▶ TASK DATA:
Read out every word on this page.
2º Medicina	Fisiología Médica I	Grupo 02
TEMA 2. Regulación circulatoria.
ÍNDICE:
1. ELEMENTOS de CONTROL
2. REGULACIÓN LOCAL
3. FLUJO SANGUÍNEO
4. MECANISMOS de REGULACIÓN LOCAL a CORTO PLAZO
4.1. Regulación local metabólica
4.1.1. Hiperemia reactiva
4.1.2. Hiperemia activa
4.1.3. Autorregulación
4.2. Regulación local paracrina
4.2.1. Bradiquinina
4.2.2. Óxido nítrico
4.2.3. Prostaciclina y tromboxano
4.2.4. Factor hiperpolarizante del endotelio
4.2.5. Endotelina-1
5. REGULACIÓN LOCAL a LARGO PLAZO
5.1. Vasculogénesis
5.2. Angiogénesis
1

▶ WHAT IS EXPECTED:
Search the listing for the string "Hiperemia". Copy each line where it turns up.

▶ ANSWER TO THIS EXERCISE:
4.1.1. Hiperemia reactiva
4.1.2. Hiperemia activa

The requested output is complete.